List each line of the data that holds the string "Rock", please.

[Stored items from a collection]
## Start

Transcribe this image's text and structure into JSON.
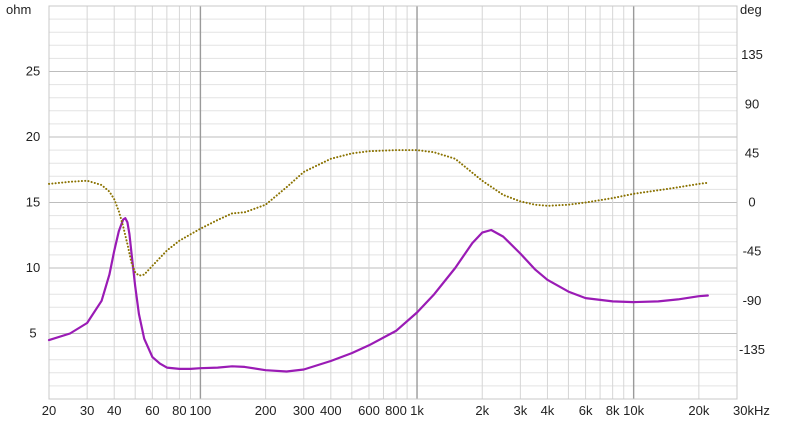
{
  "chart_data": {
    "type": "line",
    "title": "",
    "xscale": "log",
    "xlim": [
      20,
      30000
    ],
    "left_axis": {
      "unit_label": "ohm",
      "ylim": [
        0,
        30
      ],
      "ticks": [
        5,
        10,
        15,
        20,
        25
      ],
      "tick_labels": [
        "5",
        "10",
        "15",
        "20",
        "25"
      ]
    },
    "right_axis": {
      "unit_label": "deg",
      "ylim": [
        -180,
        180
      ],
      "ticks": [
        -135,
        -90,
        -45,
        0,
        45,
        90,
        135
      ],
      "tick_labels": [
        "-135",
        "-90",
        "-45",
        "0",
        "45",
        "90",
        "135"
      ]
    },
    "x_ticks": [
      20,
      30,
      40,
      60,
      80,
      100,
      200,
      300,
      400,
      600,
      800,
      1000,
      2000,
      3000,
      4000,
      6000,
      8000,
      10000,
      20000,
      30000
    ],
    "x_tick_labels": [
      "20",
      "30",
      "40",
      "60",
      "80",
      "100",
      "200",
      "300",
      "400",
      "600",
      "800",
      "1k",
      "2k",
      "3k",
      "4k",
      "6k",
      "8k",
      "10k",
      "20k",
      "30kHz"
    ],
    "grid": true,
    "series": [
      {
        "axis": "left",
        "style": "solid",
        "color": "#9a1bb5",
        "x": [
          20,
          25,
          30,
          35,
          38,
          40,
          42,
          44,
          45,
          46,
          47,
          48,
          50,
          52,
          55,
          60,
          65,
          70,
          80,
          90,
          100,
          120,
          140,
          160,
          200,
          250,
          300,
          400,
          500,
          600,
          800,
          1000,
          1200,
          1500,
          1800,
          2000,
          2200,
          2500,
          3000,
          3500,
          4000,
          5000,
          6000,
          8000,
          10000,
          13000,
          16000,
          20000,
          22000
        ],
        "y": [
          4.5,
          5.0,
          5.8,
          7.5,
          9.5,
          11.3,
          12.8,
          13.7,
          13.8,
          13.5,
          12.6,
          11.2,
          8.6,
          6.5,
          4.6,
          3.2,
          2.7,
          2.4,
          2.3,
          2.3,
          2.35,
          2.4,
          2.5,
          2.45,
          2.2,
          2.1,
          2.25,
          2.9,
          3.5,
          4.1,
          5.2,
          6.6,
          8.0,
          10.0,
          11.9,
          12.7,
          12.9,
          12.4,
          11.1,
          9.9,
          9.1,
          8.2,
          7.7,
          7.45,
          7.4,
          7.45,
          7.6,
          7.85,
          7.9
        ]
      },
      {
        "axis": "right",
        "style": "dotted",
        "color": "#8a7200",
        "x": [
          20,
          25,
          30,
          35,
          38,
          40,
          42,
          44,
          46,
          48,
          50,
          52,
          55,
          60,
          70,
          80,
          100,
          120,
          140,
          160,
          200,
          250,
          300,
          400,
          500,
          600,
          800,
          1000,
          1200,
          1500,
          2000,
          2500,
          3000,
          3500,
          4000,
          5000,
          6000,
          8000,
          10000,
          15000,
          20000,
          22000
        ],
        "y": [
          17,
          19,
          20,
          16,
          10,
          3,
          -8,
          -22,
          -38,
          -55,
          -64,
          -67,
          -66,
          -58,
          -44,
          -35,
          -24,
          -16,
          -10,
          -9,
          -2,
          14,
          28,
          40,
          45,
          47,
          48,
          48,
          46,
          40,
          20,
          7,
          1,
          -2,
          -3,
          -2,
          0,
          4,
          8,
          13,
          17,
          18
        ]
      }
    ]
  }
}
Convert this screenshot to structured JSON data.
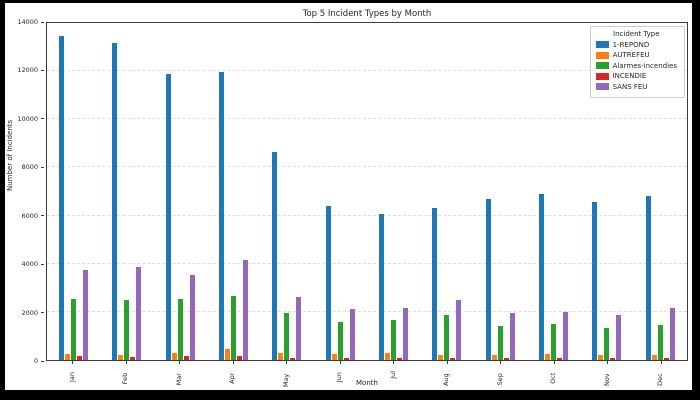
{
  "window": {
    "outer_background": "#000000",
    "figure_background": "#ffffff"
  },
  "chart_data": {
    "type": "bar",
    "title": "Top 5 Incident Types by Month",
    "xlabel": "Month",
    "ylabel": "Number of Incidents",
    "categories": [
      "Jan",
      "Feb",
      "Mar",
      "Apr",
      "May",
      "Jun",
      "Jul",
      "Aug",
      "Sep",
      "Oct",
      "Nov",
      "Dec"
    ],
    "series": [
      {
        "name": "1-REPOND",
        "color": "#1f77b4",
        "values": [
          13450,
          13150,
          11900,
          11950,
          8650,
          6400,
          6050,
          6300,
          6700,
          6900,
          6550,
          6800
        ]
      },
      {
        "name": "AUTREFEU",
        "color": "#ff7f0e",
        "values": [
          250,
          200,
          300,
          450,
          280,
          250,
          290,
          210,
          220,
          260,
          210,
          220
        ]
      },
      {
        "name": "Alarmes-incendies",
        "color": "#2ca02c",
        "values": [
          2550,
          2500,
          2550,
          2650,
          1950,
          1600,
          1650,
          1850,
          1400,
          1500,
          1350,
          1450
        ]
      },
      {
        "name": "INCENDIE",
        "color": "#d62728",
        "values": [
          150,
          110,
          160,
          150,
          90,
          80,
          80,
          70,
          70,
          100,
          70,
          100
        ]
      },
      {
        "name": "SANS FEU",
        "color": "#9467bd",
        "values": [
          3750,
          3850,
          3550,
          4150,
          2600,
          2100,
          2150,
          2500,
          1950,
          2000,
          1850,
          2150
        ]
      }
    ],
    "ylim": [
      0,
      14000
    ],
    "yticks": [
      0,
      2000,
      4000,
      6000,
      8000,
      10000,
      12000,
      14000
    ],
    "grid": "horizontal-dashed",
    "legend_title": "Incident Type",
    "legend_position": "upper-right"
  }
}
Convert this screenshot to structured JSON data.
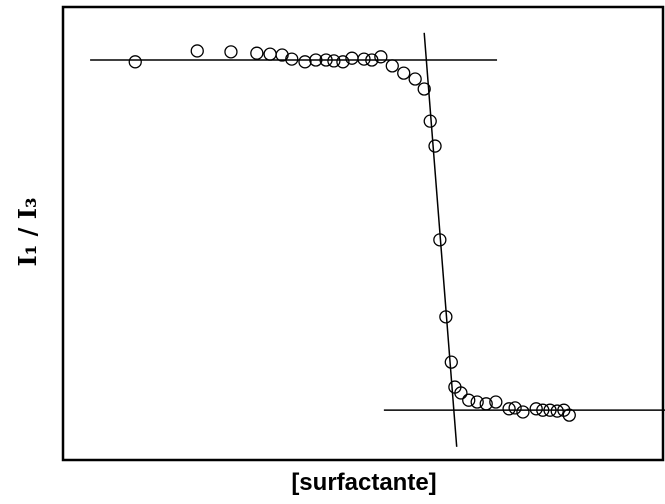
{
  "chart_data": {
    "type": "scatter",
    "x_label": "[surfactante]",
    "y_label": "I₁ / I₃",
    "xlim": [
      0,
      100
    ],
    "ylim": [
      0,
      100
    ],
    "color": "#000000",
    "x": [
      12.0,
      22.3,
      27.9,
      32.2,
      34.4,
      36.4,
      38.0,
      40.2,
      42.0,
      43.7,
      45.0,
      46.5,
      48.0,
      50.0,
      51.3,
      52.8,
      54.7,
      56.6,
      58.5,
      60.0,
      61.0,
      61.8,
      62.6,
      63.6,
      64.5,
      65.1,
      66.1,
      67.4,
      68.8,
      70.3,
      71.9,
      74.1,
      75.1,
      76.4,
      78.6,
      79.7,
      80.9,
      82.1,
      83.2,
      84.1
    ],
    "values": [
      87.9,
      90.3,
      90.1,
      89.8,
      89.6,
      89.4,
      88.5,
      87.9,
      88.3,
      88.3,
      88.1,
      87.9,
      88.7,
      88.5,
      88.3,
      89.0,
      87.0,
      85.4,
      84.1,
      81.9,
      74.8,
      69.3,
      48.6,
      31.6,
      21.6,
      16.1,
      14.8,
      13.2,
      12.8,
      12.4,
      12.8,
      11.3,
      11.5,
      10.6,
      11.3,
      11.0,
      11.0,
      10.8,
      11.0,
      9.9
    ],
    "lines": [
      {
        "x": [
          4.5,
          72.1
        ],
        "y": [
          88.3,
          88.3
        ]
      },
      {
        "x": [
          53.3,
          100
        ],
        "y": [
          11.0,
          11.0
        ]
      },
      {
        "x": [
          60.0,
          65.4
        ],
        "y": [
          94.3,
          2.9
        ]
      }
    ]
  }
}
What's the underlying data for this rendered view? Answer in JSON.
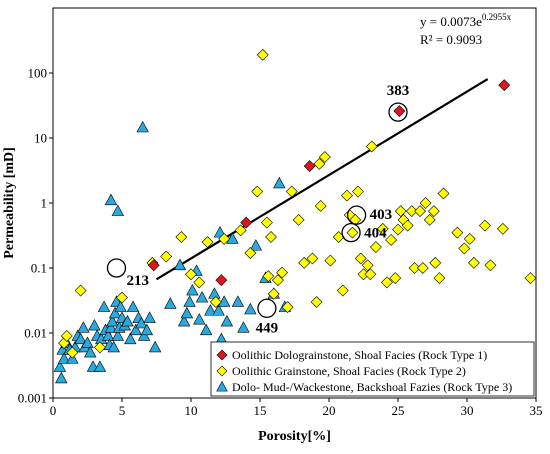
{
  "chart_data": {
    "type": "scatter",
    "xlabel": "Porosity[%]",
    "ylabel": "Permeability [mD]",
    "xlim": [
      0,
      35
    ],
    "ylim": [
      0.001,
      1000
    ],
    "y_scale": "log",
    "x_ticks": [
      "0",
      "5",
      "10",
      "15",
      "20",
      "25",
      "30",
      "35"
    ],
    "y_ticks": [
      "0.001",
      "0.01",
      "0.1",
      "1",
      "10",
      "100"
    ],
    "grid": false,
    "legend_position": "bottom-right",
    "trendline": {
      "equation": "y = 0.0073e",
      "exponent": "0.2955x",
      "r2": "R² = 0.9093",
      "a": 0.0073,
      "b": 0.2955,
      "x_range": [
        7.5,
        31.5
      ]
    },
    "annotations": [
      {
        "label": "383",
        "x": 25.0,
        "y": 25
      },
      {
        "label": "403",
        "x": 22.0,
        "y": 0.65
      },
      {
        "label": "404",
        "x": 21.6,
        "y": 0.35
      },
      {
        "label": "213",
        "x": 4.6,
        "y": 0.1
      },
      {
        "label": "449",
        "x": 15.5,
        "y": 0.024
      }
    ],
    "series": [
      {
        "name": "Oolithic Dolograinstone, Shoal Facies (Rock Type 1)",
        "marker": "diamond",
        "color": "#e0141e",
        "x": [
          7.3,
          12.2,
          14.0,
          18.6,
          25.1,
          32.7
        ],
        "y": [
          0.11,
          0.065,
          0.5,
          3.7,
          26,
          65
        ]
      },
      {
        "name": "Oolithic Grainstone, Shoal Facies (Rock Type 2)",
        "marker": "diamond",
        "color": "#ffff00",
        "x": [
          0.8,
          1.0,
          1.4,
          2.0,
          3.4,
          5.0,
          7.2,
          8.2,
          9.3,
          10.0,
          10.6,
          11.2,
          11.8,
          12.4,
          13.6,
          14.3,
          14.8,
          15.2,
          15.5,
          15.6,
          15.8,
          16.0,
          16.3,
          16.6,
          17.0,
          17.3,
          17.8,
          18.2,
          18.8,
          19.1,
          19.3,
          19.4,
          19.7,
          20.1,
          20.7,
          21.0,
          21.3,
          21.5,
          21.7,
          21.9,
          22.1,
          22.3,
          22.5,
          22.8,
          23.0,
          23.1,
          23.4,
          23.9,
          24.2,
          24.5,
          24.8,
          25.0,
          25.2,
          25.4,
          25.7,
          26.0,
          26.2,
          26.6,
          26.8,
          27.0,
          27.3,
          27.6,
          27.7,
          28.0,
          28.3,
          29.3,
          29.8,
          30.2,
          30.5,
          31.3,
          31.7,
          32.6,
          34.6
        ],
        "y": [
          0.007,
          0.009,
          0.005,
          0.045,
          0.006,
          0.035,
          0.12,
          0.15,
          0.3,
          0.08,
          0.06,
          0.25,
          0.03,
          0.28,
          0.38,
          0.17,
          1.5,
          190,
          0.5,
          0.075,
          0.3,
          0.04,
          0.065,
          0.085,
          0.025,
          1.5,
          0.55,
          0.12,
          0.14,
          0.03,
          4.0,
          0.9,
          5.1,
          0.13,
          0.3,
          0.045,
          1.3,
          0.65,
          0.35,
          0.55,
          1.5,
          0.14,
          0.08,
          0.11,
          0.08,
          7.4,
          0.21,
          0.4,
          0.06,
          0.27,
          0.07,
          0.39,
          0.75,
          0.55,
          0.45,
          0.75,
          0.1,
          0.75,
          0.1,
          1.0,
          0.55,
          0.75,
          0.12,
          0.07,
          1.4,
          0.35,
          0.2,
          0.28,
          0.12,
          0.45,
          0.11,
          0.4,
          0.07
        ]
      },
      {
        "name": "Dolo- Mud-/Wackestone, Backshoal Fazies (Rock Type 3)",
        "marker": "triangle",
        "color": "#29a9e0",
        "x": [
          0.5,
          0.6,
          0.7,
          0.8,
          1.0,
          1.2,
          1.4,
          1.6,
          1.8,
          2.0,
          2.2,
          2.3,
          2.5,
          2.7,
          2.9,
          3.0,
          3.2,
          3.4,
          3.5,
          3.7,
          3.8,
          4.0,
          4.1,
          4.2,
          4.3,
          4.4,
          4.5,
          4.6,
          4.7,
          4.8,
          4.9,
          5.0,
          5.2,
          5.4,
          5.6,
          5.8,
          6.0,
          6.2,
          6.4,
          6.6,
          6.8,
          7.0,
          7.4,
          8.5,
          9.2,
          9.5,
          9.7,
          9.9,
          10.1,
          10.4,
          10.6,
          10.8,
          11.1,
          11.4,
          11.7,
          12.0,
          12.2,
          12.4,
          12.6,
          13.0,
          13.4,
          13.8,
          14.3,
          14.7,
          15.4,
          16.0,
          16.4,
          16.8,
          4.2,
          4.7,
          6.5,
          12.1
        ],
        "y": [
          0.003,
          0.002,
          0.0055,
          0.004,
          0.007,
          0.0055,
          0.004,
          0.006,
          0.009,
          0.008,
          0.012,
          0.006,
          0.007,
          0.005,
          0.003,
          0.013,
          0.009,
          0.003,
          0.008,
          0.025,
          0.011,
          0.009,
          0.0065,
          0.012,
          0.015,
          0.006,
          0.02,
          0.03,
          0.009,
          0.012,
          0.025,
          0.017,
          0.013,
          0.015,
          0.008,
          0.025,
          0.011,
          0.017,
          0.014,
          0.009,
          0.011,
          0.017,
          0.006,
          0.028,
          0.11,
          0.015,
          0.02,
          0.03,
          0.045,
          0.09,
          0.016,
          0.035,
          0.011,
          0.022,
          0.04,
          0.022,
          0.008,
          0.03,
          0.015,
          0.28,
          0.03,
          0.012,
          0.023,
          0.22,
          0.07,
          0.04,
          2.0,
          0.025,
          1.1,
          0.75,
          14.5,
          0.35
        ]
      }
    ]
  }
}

## End

Final answer -
        "name": "Oolithic Dolograinstone, Shoal Facies (Rock Type 1)",
        "name": "Oolithic Grainstone, Shoal Facies (Rock Type 2)",
        "name": "Dolo- Mud-/Wackestone, Backshoal Fazies (Rock Type 3)",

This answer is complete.